Supplied data:

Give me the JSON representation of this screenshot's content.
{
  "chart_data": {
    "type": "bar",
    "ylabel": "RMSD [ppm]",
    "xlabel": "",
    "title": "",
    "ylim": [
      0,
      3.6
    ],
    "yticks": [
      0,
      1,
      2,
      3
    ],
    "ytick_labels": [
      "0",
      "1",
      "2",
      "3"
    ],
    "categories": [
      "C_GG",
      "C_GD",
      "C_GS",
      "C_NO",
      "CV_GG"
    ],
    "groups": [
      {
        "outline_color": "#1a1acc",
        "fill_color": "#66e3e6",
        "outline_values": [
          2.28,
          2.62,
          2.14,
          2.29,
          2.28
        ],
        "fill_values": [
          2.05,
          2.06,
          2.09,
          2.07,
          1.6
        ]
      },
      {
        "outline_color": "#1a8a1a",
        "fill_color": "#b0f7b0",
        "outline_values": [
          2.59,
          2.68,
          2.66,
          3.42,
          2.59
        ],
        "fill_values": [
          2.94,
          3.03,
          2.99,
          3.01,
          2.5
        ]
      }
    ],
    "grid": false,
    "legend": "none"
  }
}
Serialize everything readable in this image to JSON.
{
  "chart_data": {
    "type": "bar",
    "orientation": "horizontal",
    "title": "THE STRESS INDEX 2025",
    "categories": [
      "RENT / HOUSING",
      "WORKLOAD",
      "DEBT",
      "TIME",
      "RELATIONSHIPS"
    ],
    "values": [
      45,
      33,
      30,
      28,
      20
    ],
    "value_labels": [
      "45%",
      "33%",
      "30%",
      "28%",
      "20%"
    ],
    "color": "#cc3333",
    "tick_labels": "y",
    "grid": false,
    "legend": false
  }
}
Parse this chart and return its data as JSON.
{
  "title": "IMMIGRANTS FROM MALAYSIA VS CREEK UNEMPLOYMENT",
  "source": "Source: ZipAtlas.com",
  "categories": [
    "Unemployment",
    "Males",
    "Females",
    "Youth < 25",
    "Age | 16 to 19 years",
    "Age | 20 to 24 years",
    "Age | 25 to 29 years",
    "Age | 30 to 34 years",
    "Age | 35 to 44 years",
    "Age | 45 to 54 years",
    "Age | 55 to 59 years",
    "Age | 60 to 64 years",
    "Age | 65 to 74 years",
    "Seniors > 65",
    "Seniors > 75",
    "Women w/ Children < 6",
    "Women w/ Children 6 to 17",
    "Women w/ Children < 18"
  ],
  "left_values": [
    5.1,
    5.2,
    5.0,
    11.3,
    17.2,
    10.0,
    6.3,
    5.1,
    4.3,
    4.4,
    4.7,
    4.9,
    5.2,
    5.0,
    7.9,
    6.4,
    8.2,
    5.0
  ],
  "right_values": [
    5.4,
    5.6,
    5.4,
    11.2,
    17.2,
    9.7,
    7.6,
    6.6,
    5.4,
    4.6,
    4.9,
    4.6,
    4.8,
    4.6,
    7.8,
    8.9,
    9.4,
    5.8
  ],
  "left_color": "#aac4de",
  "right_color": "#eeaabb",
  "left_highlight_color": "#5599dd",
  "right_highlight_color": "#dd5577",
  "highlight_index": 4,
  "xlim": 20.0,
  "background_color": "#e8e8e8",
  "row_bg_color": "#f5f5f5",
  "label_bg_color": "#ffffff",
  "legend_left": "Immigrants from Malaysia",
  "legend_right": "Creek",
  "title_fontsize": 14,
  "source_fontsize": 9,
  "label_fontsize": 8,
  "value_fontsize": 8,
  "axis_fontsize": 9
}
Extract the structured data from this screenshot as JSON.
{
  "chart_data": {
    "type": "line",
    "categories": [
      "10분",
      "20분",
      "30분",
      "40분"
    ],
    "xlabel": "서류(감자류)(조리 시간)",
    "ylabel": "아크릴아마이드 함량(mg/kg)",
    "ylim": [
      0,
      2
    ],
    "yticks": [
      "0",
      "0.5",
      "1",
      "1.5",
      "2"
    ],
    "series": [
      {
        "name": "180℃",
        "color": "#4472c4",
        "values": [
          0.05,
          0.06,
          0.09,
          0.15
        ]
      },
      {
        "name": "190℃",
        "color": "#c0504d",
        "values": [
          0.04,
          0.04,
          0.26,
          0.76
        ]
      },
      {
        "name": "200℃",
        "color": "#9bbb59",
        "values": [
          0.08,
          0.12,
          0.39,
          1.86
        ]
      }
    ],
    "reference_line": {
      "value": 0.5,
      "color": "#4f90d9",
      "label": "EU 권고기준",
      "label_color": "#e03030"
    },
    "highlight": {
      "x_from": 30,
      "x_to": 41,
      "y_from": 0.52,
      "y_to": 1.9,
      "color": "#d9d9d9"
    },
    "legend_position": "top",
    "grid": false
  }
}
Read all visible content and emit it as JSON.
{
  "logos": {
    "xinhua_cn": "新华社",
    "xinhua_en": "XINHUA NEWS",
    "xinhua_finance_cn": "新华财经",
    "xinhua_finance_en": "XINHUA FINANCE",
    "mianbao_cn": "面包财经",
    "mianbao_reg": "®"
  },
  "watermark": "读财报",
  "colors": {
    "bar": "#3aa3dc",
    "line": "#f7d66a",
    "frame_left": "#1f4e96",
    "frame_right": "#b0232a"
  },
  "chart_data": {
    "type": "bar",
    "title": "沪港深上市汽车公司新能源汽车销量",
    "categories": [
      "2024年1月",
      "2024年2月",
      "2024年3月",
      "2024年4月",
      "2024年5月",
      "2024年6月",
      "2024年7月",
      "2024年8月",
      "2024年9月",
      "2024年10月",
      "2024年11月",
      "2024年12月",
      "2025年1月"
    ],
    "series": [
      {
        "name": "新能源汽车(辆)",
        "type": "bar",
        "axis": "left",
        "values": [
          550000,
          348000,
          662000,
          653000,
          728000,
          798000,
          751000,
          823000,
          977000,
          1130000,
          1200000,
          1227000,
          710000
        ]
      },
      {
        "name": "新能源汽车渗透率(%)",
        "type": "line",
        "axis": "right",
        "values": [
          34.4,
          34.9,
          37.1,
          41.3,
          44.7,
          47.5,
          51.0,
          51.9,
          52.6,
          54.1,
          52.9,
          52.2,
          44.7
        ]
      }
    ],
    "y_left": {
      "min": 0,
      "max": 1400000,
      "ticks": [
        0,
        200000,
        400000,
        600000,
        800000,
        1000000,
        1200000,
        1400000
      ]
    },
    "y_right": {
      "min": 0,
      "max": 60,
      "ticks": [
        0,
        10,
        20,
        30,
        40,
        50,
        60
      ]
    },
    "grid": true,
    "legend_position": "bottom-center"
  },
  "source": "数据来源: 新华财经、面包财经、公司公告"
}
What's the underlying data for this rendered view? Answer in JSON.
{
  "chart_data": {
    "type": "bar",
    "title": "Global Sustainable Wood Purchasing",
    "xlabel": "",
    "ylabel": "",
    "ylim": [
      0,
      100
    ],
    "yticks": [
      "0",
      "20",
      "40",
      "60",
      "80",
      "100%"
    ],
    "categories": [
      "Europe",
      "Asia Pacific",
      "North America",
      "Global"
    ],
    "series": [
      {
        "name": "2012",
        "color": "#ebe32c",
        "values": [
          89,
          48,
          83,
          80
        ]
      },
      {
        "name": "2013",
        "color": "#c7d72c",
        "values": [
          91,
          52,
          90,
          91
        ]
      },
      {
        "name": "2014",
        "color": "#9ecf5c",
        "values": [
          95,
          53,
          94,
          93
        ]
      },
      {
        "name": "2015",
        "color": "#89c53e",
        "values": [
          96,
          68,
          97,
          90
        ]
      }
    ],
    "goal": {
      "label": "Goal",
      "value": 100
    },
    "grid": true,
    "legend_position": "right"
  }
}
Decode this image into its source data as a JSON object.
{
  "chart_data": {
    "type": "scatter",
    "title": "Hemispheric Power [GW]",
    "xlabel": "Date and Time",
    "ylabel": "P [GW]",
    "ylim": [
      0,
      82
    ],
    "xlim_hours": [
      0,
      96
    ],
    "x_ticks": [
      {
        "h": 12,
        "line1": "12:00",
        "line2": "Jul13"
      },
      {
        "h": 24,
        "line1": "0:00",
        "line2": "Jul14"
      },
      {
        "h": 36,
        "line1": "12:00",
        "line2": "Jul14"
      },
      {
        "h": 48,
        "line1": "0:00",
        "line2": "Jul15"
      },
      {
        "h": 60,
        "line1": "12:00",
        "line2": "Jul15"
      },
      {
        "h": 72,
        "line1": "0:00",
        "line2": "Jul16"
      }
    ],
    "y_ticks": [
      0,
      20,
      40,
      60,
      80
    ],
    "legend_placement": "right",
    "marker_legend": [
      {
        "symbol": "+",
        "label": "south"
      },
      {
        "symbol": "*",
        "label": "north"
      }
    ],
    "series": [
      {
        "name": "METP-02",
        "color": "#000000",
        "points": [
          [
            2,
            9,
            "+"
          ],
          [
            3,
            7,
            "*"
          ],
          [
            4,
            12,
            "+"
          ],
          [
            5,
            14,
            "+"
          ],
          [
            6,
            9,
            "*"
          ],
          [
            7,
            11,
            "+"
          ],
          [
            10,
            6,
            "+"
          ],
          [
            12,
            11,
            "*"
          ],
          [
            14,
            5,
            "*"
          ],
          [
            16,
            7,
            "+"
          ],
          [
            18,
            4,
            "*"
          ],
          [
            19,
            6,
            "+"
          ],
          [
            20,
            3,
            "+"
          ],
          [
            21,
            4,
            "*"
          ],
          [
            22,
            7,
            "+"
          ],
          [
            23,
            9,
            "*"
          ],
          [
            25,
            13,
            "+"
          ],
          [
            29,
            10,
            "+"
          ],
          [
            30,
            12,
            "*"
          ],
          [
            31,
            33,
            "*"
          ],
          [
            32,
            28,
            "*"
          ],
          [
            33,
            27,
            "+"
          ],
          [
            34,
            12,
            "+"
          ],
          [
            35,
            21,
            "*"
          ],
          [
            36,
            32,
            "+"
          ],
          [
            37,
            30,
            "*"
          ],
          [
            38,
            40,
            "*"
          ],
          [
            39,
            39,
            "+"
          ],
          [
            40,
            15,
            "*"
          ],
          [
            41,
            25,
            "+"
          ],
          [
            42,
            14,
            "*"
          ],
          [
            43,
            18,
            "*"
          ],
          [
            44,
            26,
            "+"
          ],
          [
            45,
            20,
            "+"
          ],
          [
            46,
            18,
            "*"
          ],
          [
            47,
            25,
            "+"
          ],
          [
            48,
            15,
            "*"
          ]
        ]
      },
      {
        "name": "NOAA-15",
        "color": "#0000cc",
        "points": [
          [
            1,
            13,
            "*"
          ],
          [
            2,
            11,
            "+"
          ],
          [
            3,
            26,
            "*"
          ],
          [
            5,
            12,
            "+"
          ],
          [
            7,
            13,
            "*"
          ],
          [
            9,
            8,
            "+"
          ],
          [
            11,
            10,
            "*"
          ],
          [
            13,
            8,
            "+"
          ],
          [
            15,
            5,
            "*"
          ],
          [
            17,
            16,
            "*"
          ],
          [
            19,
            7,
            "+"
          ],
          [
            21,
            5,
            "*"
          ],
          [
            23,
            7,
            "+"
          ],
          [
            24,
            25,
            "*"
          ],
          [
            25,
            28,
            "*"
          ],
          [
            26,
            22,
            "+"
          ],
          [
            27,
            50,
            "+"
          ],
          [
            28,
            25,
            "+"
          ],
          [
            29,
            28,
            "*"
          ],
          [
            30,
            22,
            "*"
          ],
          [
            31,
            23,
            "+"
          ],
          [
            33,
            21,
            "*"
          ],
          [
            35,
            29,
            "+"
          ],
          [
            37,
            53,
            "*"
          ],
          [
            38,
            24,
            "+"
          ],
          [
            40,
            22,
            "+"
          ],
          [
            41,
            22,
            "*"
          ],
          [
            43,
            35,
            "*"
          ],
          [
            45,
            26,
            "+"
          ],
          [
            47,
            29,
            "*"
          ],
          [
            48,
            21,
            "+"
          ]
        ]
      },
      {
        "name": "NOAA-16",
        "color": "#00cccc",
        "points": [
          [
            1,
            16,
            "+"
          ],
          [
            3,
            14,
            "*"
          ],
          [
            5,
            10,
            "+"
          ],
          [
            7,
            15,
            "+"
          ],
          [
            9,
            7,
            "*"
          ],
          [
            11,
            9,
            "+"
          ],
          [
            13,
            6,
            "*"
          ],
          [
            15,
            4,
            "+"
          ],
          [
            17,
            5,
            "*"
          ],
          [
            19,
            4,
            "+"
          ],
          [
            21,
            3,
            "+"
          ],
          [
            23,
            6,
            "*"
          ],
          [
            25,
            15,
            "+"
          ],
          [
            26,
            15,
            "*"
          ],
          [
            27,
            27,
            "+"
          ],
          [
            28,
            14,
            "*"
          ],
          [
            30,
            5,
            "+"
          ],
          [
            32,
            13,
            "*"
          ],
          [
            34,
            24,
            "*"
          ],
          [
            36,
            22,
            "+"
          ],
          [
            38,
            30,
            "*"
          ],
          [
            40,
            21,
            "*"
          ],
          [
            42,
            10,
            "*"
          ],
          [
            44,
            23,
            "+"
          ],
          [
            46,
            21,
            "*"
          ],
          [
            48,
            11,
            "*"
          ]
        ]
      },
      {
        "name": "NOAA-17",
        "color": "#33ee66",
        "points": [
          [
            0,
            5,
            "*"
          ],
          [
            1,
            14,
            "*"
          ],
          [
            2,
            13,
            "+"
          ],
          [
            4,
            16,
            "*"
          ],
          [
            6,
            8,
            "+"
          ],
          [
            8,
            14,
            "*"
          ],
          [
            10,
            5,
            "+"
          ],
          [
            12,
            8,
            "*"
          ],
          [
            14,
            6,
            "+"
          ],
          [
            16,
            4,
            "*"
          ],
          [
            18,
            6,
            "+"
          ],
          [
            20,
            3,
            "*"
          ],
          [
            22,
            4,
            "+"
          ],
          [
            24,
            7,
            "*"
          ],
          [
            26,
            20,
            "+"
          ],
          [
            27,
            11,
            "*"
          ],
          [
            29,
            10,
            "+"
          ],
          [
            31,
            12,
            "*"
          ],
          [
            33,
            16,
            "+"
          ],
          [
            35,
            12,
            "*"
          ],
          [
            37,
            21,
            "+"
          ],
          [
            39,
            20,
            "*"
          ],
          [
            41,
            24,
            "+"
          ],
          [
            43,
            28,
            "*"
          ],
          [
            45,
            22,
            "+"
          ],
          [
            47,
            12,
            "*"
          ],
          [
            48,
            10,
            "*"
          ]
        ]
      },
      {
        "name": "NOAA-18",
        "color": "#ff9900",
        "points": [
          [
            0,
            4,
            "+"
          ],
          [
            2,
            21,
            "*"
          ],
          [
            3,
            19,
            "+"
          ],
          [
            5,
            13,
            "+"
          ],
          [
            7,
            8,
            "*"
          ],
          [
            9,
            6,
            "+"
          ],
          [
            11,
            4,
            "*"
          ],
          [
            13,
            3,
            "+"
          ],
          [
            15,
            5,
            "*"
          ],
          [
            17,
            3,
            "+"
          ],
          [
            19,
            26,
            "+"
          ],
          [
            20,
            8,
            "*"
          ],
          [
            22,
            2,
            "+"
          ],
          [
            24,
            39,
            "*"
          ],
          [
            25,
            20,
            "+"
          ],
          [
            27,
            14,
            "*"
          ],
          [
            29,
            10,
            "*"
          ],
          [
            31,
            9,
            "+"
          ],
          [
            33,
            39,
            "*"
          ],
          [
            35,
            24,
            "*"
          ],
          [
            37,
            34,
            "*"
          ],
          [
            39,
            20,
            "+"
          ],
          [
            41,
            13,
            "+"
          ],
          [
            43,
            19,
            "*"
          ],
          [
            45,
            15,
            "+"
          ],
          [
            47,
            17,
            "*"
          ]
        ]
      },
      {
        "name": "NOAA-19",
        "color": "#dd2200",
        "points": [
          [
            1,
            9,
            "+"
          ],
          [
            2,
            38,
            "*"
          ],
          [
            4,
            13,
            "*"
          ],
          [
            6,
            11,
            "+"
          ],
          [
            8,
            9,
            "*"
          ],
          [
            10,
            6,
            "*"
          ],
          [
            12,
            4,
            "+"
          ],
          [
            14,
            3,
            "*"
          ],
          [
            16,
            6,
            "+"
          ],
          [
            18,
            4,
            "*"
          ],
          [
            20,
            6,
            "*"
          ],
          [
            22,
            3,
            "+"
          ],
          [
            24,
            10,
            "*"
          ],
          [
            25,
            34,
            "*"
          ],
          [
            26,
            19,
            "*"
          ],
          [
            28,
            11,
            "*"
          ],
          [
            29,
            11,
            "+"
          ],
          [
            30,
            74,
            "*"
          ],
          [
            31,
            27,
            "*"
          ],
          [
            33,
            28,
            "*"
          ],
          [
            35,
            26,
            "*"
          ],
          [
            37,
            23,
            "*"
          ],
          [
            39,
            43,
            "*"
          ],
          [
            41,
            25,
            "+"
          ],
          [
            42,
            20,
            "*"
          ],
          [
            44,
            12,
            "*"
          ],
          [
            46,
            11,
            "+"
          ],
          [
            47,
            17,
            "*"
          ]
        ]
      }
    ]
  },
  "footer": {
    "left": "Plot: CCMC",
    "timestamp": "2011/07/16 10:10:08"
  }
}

Your objective:
Identify the lines of the entries containing the string "新华财经". Copy each such line.

Answer below:
    "xinhua_finance_cn": "新华财经",
  "source": "数据来源: 新华财经、面包财经、公司公告"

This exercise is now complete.